EXERCISE INSTRUCTIONS: The answer must be every line from the listing that holds the string "network".

MATERIALS PROVIDED:

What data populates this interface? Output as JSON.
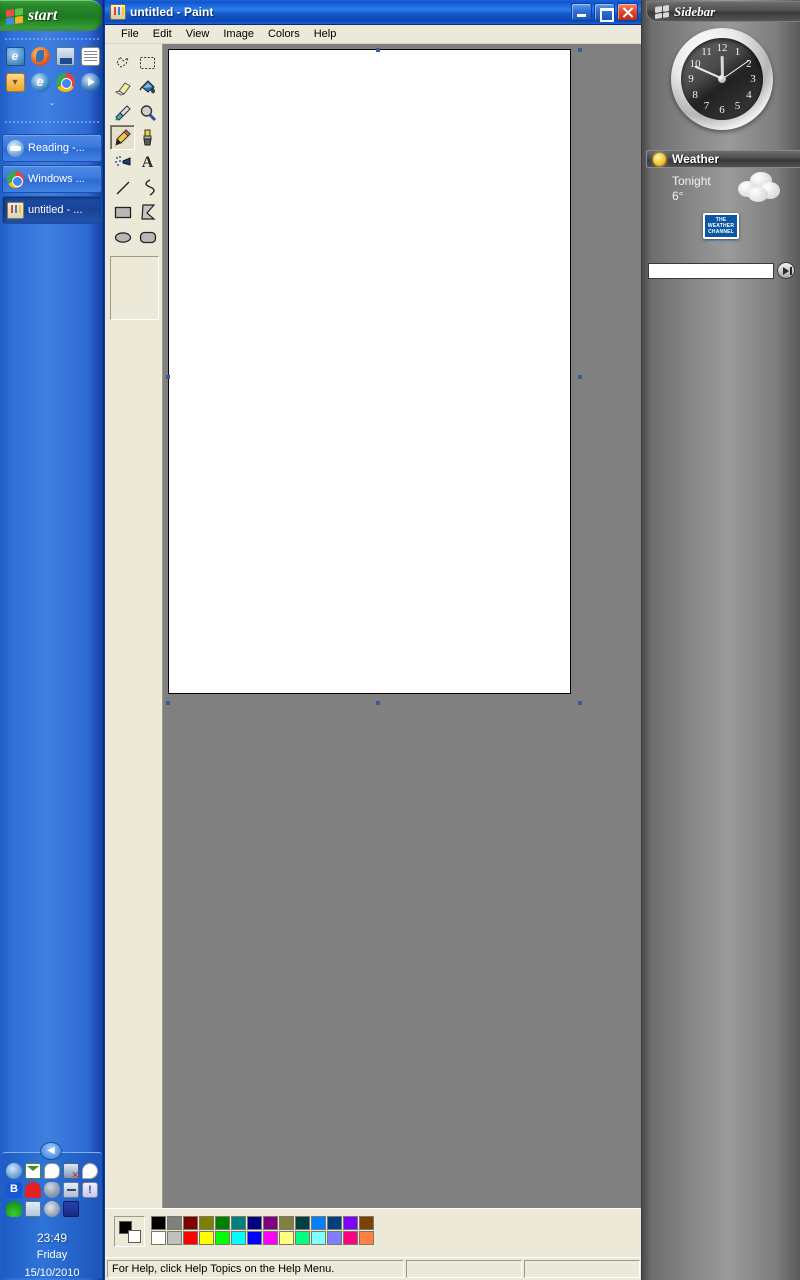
{
  "taskbar": {
    "start_label": "start",
    "start_icon": "windows-flag-icon",
    "quicklaunch": [
      {
        "name": "outlook-express-icon",
        "cls": "ico-outlook"
      },
      {
        "name": "firefox-icon",
        "cls": "ico-firefox"
      },
      {
        "name": "show-desktop-icon",
        "cls": "ico-desktop"
      },
      {
        "name": "notepad-icon",
        "cls": "ico-notepad"
      },
      {
        "name": "mail-icon",
        "cls": "ico-mailorange"
      },
      {
        "name": "internet-explorer-icon",
        "cls": "ico-ie"
      },
      {
        "name": "chrome-icon",
        "cls": "ico-chrome"
      },
      {
        "name": "windows-media-player-icon",
        "cls": "ico-wmp"
      }
    ],
    "quicklaunch_chevron": "ˇ",
    "tasks": [
      {
        "label": "Reading -...",
        "icon": "reading-icon",
        "icon_cls": "ico-reading",
        "active": false
      },
      {
        "label": "Windows ...",
        "icon": "chrome-icon",
        "icon_cls": "ico-chrome",
        "active": false
      },
      {
        "label": "untitled - ...",
        "icon": "paint-icon",
        "icon_cls": "ico-paint",
        "active": true
      }
    ],
    "tray": {
      "chevron": "◀",
      "icons": [
        {
          "name": "network-icon",
          "cls": "t-net"
        },
        {
          "name": "mail-icon",
          "cls": "t-mail"
        },
        {
          "name": "messenger-icon",
          "cls": "t-chat"
        },
        {
          "name": "network-disconnected-icon",
          "cls": "t-netx"
        },
        {
          "name": "speech-bubble-icon",
          "cls": "t-bub"
        },
        {
          "name": "bluetooth-icon",
          "cls": "t-blue"
        },
        {
          "name": "antivirus-heart-icon",
          "cls": "t-heart"
        },
        {
          "name": "security-shield-icon",
          "cls": "t-shield"
        },
        {
          "name": "key-tool-icon",
          "cls": "t-key"
        },
        {
          "name": "microphone-alert-icon",
          "cls": "t-mic"
        },
        {
          "name": "wireless-signal-icon",
          "cls": "t-wifi"
        },
        {
          "name": "display-monitor-icon",
          "cls": "t-mon"
        },
        {
          "name": "volume-speaker-icon",
          "cls": "t-spk"
        },
        {
          "name": "battery-icon",
          "cls": "t-batt"
        }
      ],
      "time": "23:49",
      "day": "Friday",
      "date": "15/10/2010"
    }
  },
  "paint": {
    "title": "untitled - Paint",
    "title_icon": "paint-icon",
    "window_buttons": {
      "minimize": "minimize-button",
      "maximize": "maximize-button",
      "close": "close-button"
    },
    "menu": [
      "File",
      "Edit",
      "View",
      "Image",
      "Colors",
      "Help"
    ],
    "tools": [
      {
        "name": "free-form-select-tool",
        "selected": false
      },
      {
        "name": "rectangular-select-tool",
        "selected": false
      },
      {
        "name": "eraser-tool",
        "selected": false
      },
      {
        "name": "fill-with-color-tool",
        "selected": false
      },
      {
        "name": "pick-color-tool",
        "selected": false
      },
      {
        "name": "magnifier-tool",
        "selected": false
      },
      {
        "name": "pencil-tool",
        "selected": true
      },
      {
        "name": "brush-tool",
        "selected": false
      },
      {
        "name": "airbrush-tool",
        "selected": false
      },
      {
        "name": "text-tool",
        "selected": false
      },
      {
        "name": "line-tool",
        "selected": false
      },
      {
        "name": "curve-tool",
        "selected": false
      },
      {
        "name": "rectangle-tool",
        "selected": false
      },
      {
        "name": "polygon-tool",
        "selected": false
      },
      {
        "name": "ellipse-tool",
        "selected": false
      },
      {
        "name": "rounded-rectangle-tool",
        "selected": false
      }
    ],
    "canvas": {
      "background": "#ffffff",
      "workspace": "#808080"
    },
    "colors": {
      "foreground": "#000000",
      "background": "#ffffff",
      "palette_row1": [
        "#000000",
        "#808080",
        "#800000",
        "#808000",
        "#008000",
        "#008080",
        "#000080",
        "#800080",
        "#808040",
        "#004040",
        "#0080ff",
        "#004080",
        "#8000ff",
        "#804000"
      ],
      "palette_row2": [
        "#ffffff",
        "#c0c0c0",
        "#ff0000",
        "#ffff00",
        "#00ff00",
        "#00ffff",
        "#0000ff",
        "#ff00ff",
        "#ffff80",
        "#00ff80",
        "#80ffff",
        "#8080ff",
        "#ff0080",
        "#ff8040"
      ]
    },
    "statusbar": {
      "help": "For Help, click Help Topics on the Help Menu.",
      "coords": "",
      "size": ""
    }
  },
  "sidebar": {
    "title": "Sidebar",
    "title_icon": "windows-flag-icon",
    "clock": {
      "name": "analog-clock-gadget",
      "numbers": [
        "12",
        "1",
        "2",
        "3",
        "4",
        "5",
        "6",
        "7",
        "8",
        "9",
        "10",
        "11"
      ],
      "hour_deg": 359,
      "minute_deg": 294,
      "second_deg": 55
    },
    "weather": {
      "title": "Weather",
      "when": "Tonight",
      "temp": "6°",
      "condition_icon": "cloudy-icon",
      "logo_lines": [
        "THE",
        "WEATHER",
        "CHANNEL"
      ],
      "logo_url": "weather.com"
    },
    "search": {
      "value": "",
      "placeholder": "",
      "go_icon": "play-arrow-icon"
    }
  }
}
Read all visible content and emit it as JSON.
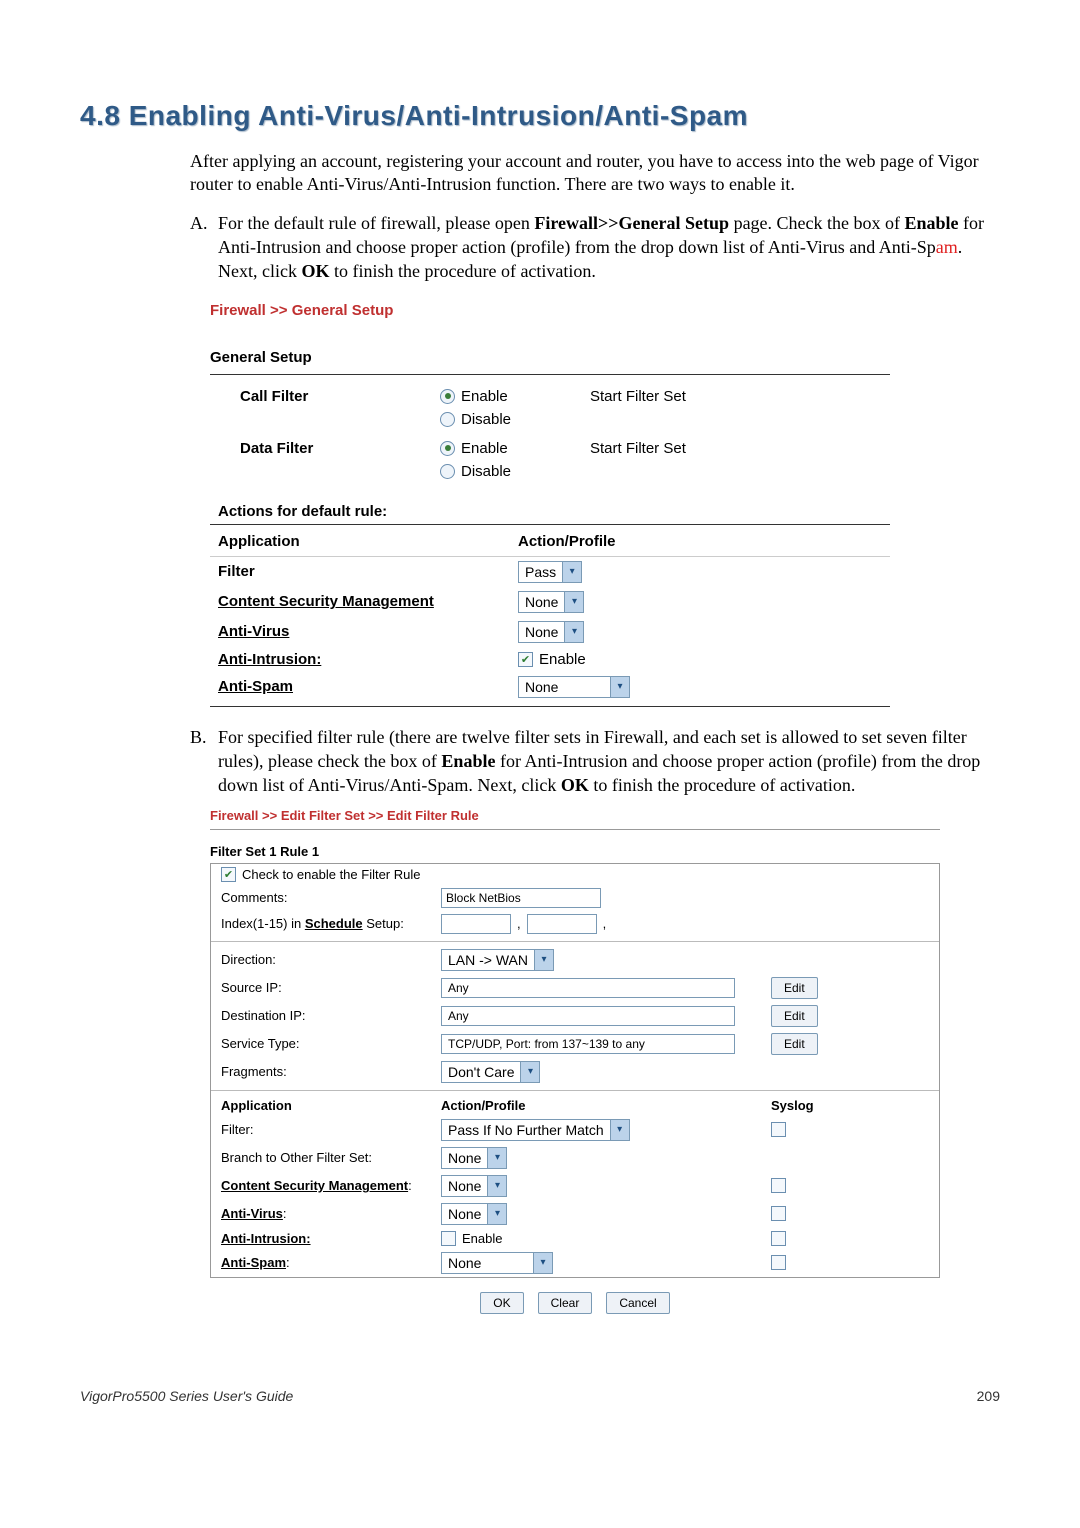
{
  "heading": "4.8 Enabling Anti-Virus/Anti-Intrusion/Anti-Spam",
  "intro": "After applying an account, registering your account and router, you have to access into the web page of Vigor router to enable Anti-Virus/Anti-Intrusion function. There are two ways to enable it.",
  "itemA_marker": "A.",
  "itemA_p1": "For the default rule of firewall, please open ",
  "itemA_b1": "Firewall>>General Setup",
  "itemA_p2": " page. Check the box of ",
  "itemA_b2": "Enable",
  "itemA_p3": " for Anti-Intrusion and choose proper action (profile) from the drop down list of Anti-Virus and Anti-Sp",
  "itemA_red": "am",
  "itemA_p4": ". Next, click ",
  "itemA_b3": "OK",
  "itemA_p5": " to finish the procedure of activation.",
  "itemB_marker": "B.",
  "itemB_p1": "For specified filter rule (there are twelve filter sets in Firewall, and each set is allowed to set seven filter rules), please check the box of ",
  "itemB_b1": "Enable",
  "itemB_p2": " for Anti-Intrusion and choose proper action (profile) from the drop down list of Anti-Virus/Anti-Spam. Next, click ",
  "itemB_b2": "OK",
  "itemB_p3": " to finish the procedure of activation.",
  "inset1": {
    "breadcrumb": "Firewall >> General Setup",
    "title": "General Setup",
    "call_filter_label": "Call Filter",
    "data_filter_label": "Data Filter",
    "enable": "Enable",
    "disable": "Disable",
    "start_filter_set": "Start Filter Set",
    "actions_heading": "Actions for default rule:",
    "col_app": "Application",
    "col_action": "Action/Profile",
    "row_filter": "Filter",
    "row_csm": "Content Security Management",
    "row_av": "Anti-Virus",
    "row_ai": "Anti-Intrusion:",
    "row_as": "Anti-Spam",
    "sel_pass": "Pass",
    "sel_none": "None"
  },
  "inset2": {
    "breadcrumb": "Firewall >> Edit Filter Set >> Edit Filter Rule",
    "title": "Filter Set 1 Rule 1",
    "check_label": "Check to enable the Filter Rule",
    "comments_label": "Comments:",
    "comments_value": "Block NetBios",
    "schedule_label": "Index(1-15) in ",
    "schedule_link": "Schedule",
    "schedule_suffix": " Setup:",
    "direction_label": "Direction:",
    "direction_value": "LAN -> WAN",
    "source_label": "Source IP:",
    "source_value": "Any",
    "dest_label": "Destination IP:",
    "dest_value": "Any",
    "service_label": "Service Type:",
    "service_value": "TCP/UDP, Port: from 137~139 to any",
    "fragments_label": "Fragments:",
    "fragments_value": "Don't Care",
    "edit_btn": "Edit",
    "hdr_app": "Application",
    "hdr_action": "Action/Profile",
    "hdr_syslog": "Syslog",
    "r_filter": "Filter:",
    "r_filter_val": "Pass If No Further Match",
    "r_branch": "Branch to Other Filter Set:",
    "r_branch_val": "None",
    "r_csm": "Content Security Management",
    "r_csm_val": "None",
    "r_av": "Anti-Virus",
    "r_av_val": "None",
    "r_ai": "Anti-Intrusion:",
    "r_ai_val": "Enable",
    "r_as": "Anti-Spam",
    "r_as_val": "None",
    "btn_ok": "OK",
    "btn_clear": "Clear",
    "btn_cancel": "Cancel"
  },
  "footer_left": "VigorPro5500 Series User's Guide",
  "footer_right": "209"
}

EXERCISE ANSWER:
          "name": "network-icon",
          "name": "network-disconnected-icon",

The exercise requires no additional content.